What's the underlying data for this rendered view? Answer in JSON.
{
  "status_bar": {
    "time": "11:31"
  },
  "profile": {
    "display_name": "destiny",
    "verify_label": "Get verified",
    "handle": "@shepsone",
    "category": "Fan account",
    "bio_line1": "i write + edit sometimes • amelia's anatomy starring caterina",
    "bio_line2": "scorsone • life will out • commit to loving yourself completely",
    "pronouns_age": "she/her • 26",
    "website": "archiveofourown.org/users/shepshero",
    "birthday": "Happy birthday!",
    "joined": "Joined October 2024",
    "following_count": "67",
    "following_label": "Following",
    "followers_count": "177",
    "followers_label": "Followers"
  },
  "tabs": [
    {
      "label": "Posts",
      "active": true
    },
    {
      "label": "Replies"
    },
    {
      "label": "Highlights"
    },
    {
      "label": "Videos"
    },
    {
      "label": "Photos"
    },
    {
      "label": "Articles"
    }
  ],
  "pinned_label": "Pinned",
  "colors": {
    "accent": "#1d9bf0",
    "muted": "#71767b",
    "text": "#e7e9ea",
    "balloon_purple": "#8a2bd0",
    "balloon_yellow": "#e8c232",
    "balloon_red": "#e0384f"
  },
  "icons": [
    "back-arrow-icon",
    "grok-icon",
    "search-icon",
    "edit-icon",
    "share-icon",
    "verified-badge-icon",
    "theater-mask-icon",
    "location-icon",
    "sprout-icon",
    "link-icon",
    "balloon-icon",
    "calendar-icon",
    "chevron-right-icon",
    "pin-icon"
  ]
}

▶ _Given problem_:
Give only the number of lines in the records that contain the string "edit".

▶ _The response_:
2